** DIRECTIONS FOR THIS TASK **
Reproduce all entries word for word.

## START SUPPLIED ENTRIES

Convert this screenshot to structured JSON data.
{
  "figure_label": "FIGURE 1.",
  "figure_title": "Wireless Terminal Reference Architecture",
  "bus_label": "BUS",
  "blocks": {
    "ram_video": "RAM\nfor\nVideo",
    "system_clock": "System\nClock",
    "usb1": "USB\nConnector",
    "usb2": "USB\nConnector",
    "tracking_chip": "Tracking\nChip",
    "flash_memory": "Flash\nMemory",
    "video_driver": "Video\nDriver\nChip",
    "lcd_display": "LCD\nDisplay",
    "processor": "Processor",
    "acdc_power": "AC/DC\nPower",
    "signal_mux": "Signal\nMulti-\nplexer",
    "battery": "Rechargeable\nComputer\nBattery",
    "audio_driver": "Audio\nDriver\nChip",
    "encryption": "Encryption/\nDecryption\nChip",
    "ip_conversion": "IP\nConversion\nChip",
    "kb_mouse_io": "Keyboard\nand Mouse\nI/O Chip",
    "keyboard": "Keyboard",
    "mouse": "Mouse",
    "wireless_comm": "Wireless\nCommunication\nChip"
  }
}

## END SUPPLIED ENTRIES

** WRITTEN ANSWER **
Convert this screenshot to structured JSON data.
{
  "figure_label": "FIGURE 1.",
  "figure_title": "Wireless Terminal Reference Architecture",
  "bus_label": "BUS",
  "blocks": {
    "ram_video": "RAM\nfor\nVideo",
    "system_clock": "System\nClock",
    "usb1": "USB\nConnector",
    "usb2": "USB\nConnector",
    "tracking_chip": "Tracking\nChip",
    "flash_memory": "Flash\nMemory",
    "video_driver": "Video\nDriver\nChip",
    "lcd_display": "LCD\nDisplay",
    "processor": "Processor",
    "acdc_power": "AC/DC\nPower",
    "signal_mux": "Signal\nMulti-\nplexer",
    "battery": "Rechargeable\nComputer\nBattery",
    "audio_driver": "Audio\nDriver\nChip",
    "encryption": "Encryption/\nDecryption\nChip",
    "ip_conversion": "IP\nConversion\nChip",
    "kb_mouse_io": "Keyboard\nand Mouse\nI/O Chip",
    "keyboard": "Keyboard",
    "mouse": "Mouse",
    "wireless_comm": "Wireless\nCommunication\nChip"
  }
}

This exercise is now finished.